**Exercise instructions**
Select lines where the word "July" appears.

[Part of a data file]
-- start --

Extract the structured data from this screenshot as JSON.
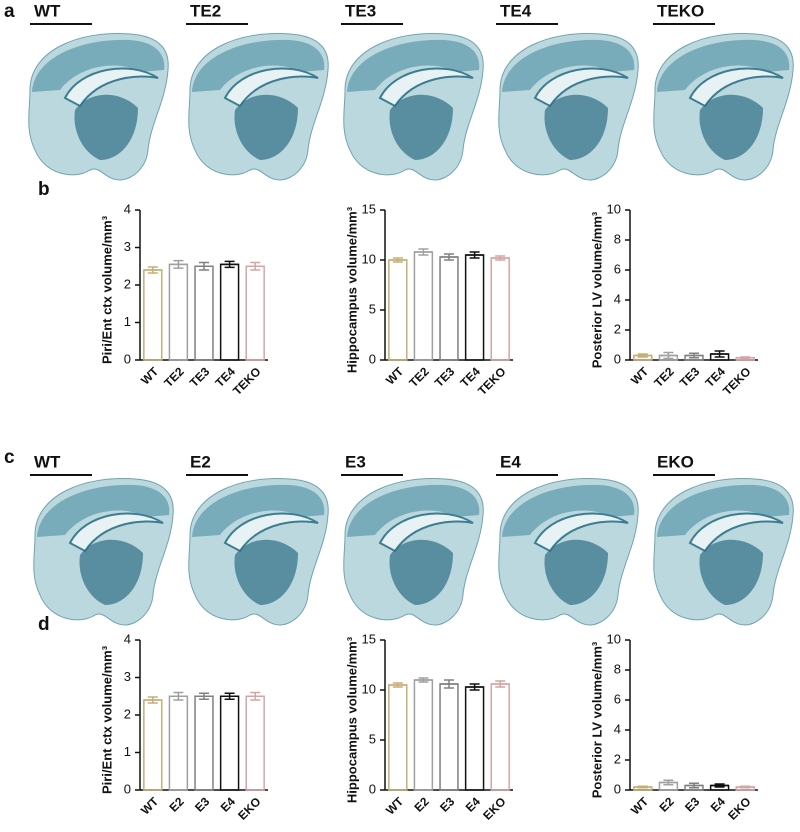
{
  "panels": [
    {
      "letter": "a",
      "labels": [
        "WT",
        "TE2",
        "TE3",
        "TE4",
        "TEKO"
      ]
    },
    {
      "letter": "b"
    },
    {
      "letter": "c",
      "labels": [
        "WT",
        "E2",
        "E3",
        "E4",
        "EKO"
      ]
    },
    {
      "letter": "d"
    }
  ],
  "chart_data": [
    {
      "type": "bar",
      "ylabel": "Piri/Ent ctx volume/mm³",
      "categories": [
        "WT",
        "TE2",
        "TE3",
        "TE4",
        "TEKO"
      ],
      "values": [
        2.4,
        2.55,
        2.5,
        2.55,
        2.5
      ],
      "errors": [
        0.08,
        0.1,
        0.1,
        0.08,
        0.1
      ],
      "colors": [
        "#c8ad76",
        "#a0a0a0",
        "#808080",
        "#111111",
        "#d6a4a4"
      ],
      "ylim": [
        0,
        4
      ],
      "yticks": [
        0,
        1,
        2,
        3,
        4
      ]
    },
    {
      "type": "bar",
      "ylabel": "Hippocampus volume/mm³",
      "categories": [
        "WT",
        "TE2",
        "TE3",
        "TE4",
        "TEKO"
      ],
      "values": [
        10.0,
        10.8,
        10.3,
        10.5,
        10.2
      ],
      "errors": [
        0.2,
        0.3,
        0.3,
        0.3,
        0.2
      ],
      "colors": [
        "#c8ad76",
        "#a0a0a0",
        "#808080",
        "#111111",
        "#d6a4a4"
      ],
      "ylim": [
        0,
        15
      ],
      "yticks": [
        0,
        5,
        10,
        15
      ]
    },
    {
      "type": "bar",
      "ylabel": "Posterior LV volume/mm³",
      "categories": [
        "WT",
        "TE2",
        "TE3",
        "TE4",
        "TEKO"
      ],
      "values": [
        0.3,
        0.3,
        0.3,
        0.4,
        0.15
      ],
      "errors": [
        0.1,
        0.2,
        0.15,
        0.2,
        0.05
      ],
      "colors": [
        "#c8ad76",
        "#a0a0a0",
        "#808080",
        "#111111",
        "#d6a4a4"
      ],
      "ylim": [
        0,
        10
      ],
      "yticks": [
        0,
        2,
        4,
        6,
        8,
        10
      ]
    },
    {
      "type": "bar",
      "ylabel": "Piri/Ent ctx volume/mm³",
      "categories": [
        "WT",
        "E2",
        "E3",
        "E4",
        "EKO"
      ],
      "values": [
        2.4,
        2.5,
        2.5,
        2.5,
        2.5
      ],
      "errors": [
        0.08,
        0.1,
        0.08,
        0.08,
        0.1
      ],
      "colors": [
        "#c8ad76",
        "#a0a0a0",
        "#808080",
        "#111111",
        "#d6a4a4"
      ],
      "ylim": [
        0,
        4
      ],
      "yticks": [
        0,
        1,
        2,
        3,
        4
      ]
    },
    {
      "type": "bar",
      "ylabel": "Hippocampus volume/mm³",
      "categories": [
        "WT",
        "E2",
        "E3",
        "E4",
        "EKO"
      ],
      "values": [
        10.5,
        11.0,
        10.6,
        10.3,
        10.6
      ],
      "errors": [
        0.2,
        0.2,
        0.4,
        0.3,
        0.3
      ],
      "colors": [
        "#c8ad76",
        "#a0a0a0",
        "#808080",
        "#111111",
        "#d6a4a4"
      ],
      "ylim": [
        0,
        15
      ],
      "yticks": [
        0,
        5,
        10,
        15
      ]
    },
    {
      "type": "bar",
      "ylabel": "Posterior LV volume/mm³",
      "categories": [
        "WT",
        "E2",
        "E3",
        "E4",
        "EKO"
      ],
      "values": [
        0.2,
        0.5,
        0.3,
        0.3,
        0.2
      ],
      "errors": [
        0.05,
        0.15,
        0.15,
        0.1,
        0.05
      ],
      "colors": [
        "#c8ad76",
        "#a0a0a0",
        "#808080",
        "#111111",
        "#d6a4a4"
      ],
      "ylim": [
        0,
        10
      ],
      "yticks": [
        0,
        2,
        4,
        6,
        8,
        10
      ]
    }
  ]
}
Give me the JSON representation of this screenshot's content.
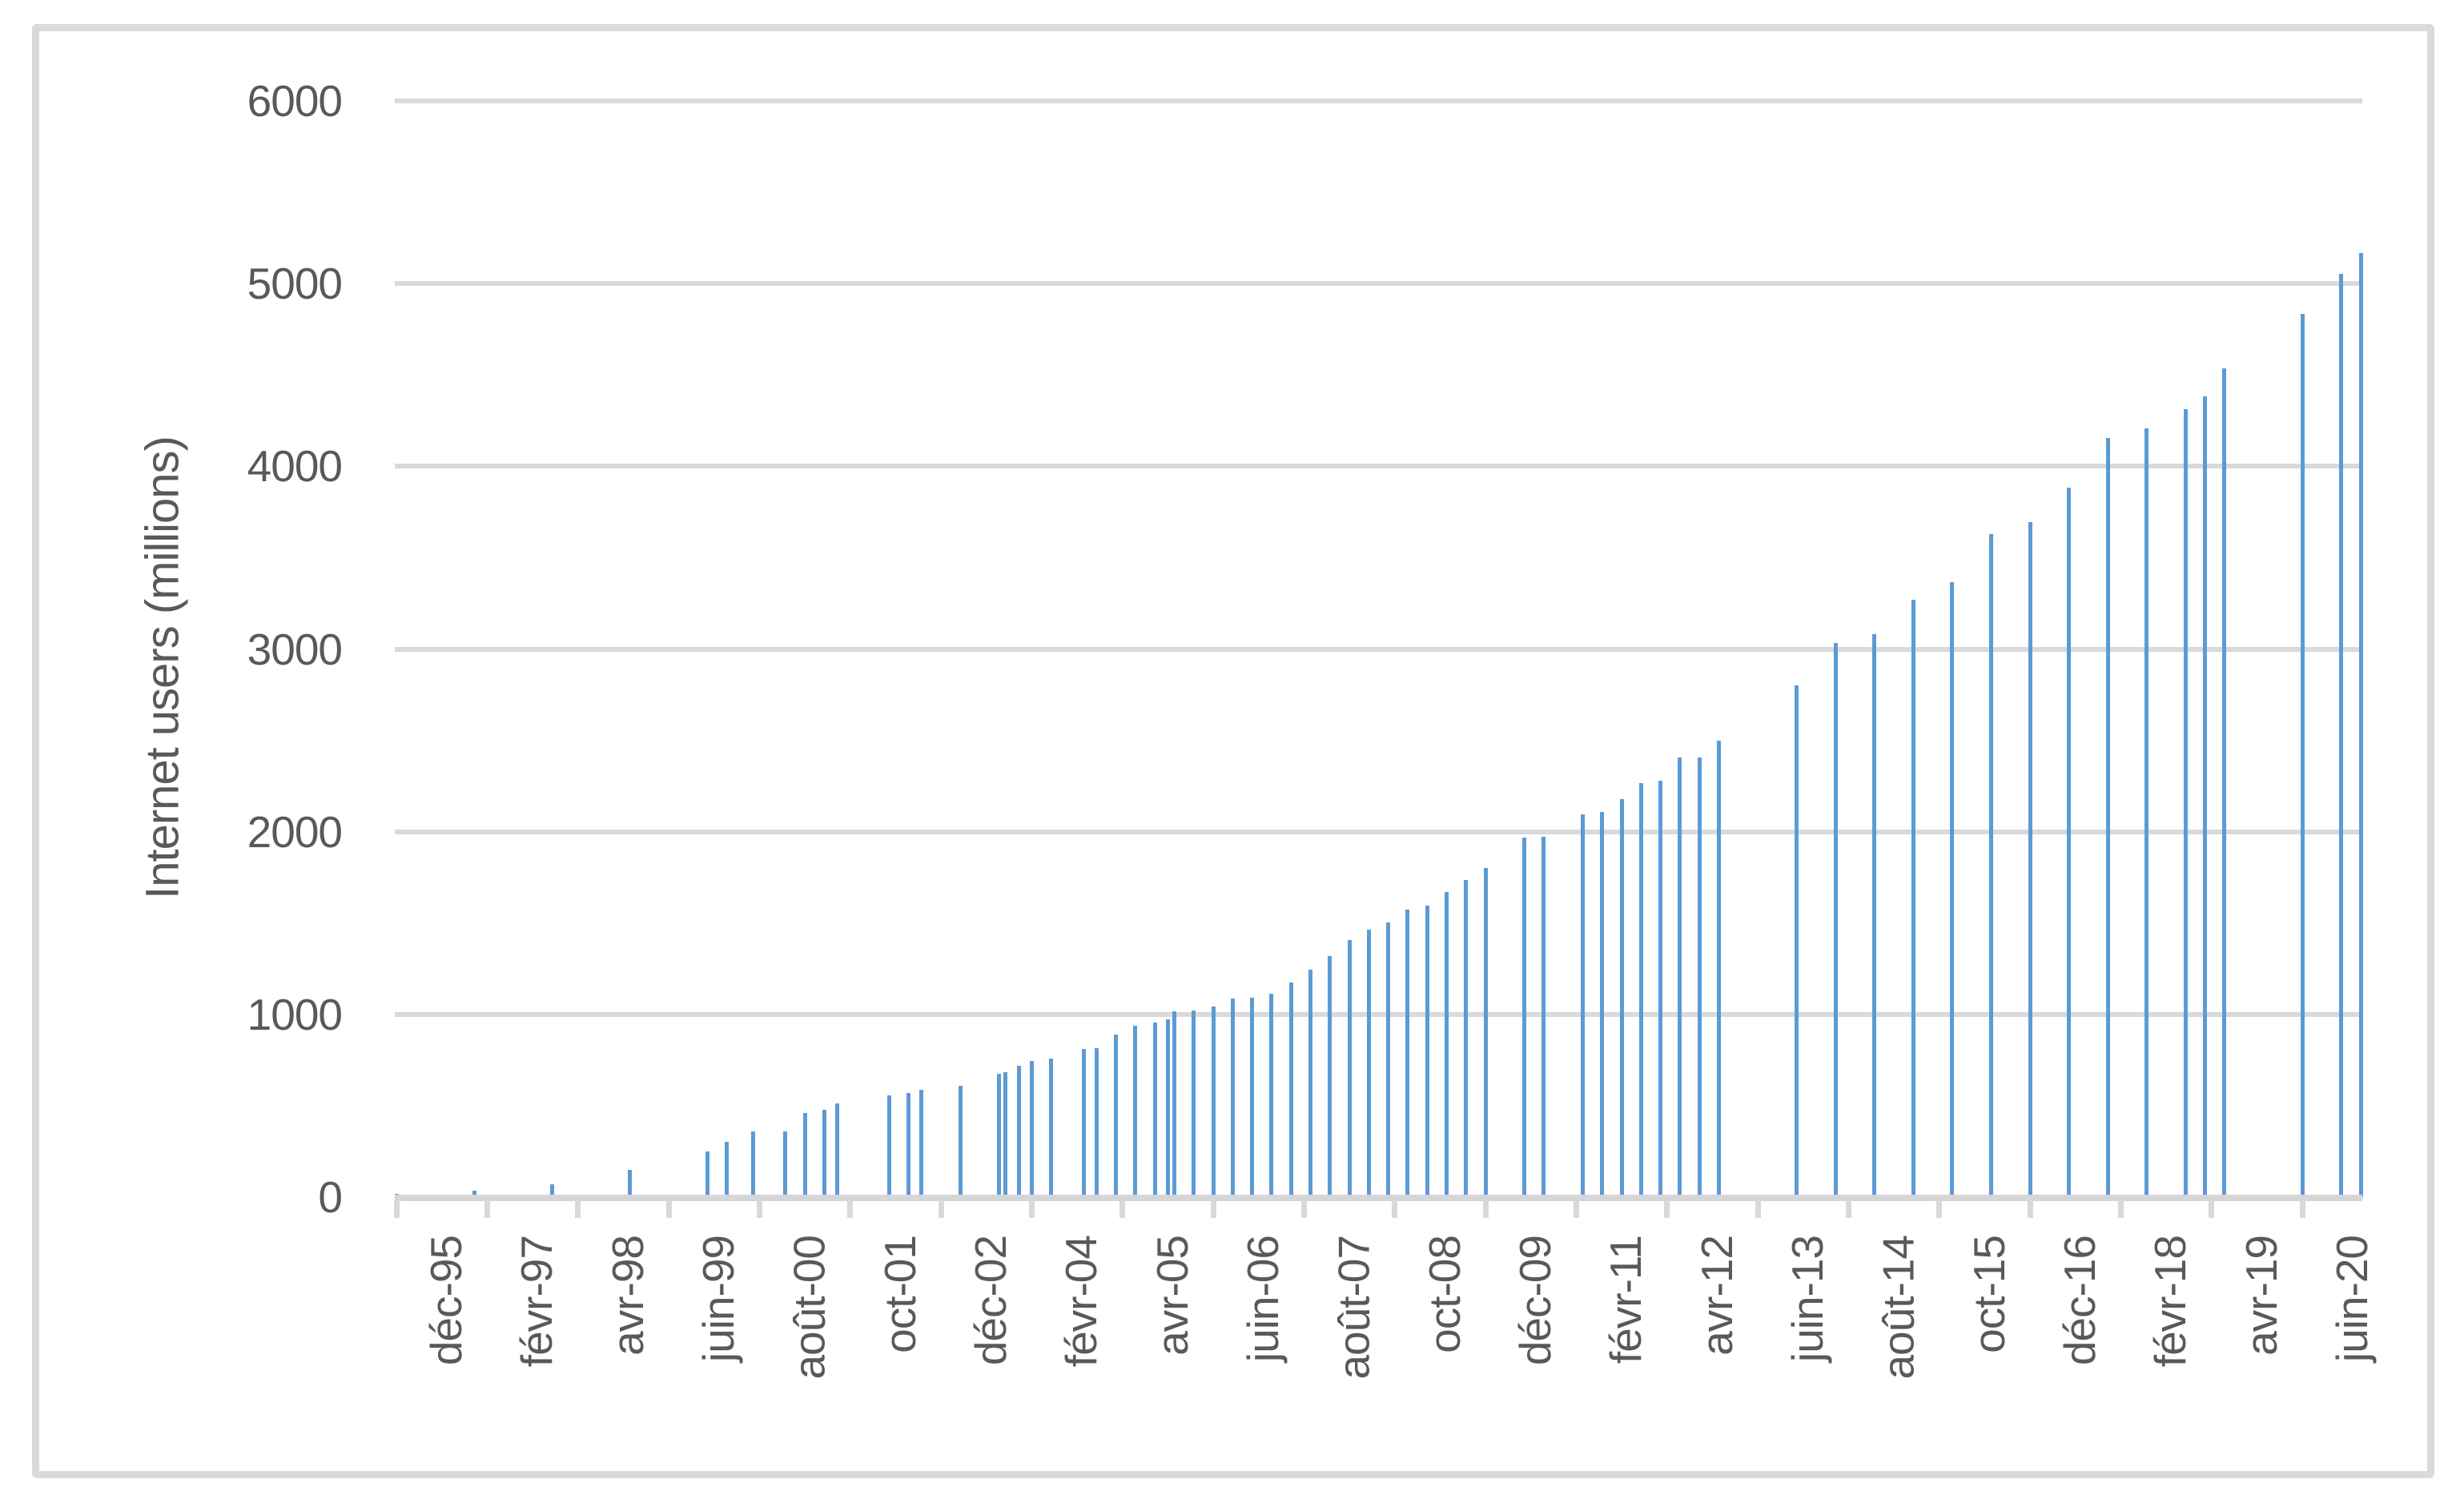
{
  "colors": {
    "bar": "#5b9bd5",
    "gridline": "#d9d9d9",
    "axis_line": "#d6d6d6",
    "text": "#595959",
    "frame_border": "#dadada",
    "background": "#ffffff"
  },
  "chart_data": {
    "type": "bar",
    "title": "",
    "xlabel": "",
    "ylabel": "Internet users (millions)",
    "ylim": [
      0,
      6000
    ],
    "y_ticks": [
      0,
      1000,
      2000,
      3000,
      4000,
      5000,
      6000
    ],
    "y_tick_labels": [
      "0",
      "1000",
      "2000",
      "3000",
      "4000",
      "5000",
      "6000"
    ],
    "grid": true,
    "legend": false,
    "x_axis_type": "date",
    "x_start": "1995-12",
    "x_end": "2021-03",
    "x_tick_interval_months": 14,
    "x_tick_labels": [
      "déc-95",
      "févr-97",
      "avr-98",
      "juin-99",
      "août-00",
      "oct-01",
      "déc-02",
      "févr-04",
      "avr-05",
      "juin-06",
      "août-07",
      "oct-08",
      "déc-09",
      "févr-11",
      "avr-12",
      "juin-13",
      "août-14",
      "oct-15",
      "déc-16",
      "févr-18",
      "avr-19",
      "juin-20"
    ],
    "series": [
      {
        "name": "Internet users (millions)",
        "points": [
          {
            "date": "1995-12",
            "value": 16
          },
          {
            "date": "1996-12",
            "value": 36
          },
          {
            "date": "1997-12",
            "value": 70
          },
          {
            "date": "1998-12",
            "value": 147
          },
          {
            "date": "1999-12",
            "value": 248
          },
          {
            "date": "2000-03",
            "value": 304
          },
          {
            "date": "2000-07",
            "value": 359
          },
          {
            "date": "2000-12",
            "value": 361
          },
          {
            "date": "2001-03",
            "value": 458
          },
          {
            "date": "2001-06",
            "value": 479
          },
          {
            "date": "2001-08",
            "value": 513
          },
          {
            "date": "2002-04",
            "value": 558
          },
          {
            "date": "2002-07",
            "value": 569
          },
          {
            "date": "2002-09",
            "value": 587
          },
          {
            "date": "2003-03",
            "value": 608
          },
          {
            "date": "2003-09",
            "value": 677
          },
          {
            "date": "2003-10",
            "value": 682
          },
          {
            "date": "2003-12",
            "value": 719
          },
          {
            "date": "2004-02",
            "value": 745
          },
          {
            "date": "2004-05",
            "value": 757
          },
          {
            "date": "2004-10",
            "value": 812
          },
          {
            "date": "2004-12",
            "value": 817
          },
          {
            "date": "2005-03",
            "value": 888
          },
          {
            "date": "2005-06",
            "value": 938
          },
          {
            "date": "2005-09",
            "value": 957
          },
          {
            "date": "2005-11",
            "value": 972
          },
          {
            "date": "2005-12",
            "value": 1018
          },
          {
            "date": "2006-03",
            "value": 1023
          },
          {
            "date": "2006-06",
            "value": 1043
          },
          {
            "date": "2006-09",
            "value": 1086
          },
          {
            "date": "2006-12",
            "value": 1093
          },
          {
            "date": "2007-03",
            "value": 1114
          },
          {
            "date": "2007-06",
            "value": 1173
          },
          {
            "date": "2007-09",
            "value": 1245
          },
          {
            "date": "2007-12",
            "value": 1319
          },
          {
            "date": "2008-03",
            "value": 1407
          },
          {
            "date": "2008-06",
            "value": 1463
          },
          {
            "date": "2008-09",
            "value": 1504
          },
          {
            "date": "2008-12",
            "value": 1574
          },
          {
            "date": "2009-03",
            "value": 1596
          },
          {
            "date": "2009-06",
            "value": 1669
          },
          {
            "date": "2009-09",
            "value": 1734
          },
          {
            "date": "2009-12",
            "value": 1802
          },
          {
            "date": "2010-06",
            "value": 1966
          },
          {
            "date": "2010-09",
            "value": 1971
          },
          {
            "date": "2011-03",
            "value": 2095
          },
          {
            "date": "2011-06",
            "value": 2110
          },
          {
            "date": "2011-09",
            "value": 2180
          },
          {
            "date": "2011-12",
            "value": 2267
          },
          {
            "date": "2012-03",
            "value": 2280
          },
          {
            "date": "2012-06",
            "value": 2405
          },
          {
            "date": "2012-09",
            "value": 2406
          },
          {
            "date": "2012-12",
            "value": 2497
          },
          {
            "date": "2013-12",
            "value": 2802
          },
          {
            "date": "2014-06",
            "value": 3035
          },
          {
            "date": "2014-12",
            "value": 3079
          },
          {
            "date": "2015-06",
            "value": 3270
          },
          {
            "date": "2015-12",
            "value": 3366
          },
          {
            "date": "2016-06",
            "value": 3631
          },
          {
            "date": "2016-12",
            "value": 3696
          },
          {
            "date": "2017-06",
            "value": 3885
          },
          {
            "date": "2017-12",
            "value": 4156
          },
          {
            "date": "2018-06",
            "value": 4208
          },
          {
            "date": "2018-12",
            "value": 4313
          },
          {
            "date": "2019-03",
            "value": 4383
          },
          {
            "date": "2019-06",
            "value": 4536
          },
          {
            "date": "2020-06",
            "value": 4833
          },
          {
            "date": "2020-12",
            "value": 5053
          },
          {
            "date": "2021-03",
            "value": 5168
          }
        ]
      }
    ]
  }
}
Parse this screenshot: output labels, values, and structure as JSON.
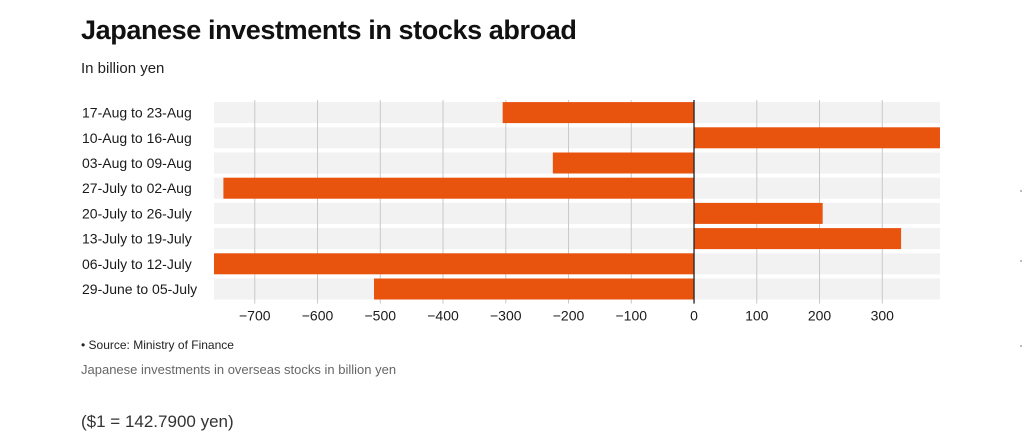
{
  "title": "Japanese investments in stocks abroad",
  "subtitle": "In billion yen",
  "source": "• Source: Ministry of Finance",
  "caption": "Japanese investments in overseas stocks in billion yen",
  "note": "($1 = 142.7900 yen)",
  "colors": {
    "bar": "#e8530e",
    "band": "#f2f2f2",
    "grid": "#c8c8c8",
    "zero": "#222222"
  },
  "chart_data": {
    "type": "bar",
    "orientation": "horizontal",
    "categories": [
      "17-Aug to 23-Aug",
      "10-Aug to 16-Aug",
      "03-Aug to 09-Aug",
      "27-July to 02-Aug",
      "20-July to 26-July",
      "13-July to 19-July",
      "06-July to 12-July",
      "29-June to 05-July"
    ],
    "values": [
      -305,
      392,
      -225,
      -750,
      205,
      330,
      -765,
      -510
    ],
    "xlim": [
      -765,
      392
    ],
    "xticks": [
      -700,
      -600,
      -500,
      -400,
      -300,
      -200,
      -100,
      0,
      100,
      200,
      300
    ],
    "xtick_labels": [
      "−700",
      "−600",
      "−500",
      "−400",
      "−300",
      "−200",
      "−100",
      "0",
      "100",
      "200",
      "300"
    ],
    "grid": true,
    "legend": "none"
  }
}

-- end --

**Exercise result**
      "27-July to 02-Aug",
      "20-July to 26-July",
      "13-July to 19-July",
      "06-July to 12-July",
      "29-June to 05-July"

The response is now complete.